* _Goal of the exercise_: Show every line containing "whislo" by copying it.

Dataset entries on figures:
· · · · · · ·

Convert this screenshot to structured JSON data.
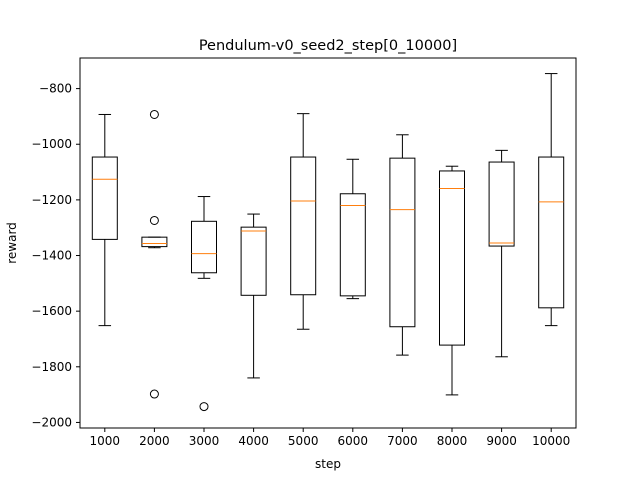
{
  "chart_data": {
    "type": "box",
    "title": "Pendulum-v0_seed2_step[0_10000]",
    "xlabel": "step",
    "ylabel": "reward",
    "ylim": [
      -2020,
      -690
    ],
    "yticks": [
      -2000,
      -1800,
      -1600,
      -1400,
      -1200,
      -1000,
      -800
    ],
    "ytick_labels": [
      "−2000",
      "−1800",
      "−1600",
      "−1400",
      "−1200",
      "−1000",
      "−800"
    ],
    "categories": [
      "1000",
      "2000",
      "3000",
      "4000",
      "5000",
      "6000",
      "7000",
      "8000",
      "9000",
      "10000"
    ],
    "boxes": [
      {
        "category": "1000",
        "whislo": -1652,
        "q1": -1342,
        "med": -1126,
        "q3": -1046,
        "whishi": -893,
        "fliers": []
      },
      {
        "category": "2000",
        "whislo": -1372,
        "q1": -1368,
        "med": -1357,
        "q3": -1334,
        "whishi": -1334,
        "fliers": [
          -893,
          -1274,
          -1898
        ]
      },
      {
        "category": "3000",
        "whislo": -1482,
        "q1": -1462,
        "med": -1393,
        "q3": -1277,
        "whishi": -1188,
        "fliers": [
          -1943
        ]
      },
      {
        "category": "4000",
        "whislo": -1840,
        "q1": -1543,
        "med": -1312,
        "q3": -1298,
        "whishi": -1251,
        "fliers": []
      },
      {
        "category": "5000",
        "whislo": -1665,
        "q1": -1541,
        "med": -1204,
        "q3": -1046,
        "whishi": -890,
        "fliers": []
      },
      {
        "category": "6000",
        "whislo": -1555,
        "q1": -1545,
        "med": -1220,
        "q3": -1178,
        "whishi": -1054,
        "fliers": []
      },
      {
        "category": "7000",
        "whislo": -1758,
        "q1": -1656,
        "med": -1235,
        "q3": -1050,
        "whishi": -966,
        "fliers": []
      },
      {
        "category": "8000",
        "whislo": -1901,
        "q1": -1722,
        "med": -1159,
        "q3": -1096,
        "whishi": -1079,
        "fliers": []
      },
      {
        "category": "9000",
        "whislo": -1764,
        "q1": -1366,
        "med": -1355,
        "q3": -1064,
        "whishi": -1022,
        "fliers": []
      },
      {
        "category": "10000",
        "whislo": -1652,
        "q1": -1588,
        "med": -1207,
        "q3": -1046,
        "whishi": -746,
        "fliers": []
      }
    ],
    "colors": {
      "box": "#000000",
      "median": "#ff7f0e",
      "flier": "#000000",
      "background": "#ffffff"
    },
    "grid": false,
    "legend": "none"
  }
}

· · · · · · ·

* _Written response_:
        "whislo": -1652,
        "whislo": -1372,
        "whislo": -1482,
        "whislo": -1840,
        "whislo": -1665,
        "whislo": -1555,
        "whislo": -1758,
        "whislo": -1901,
        "whislo": -1764,
        "whislo": -1652,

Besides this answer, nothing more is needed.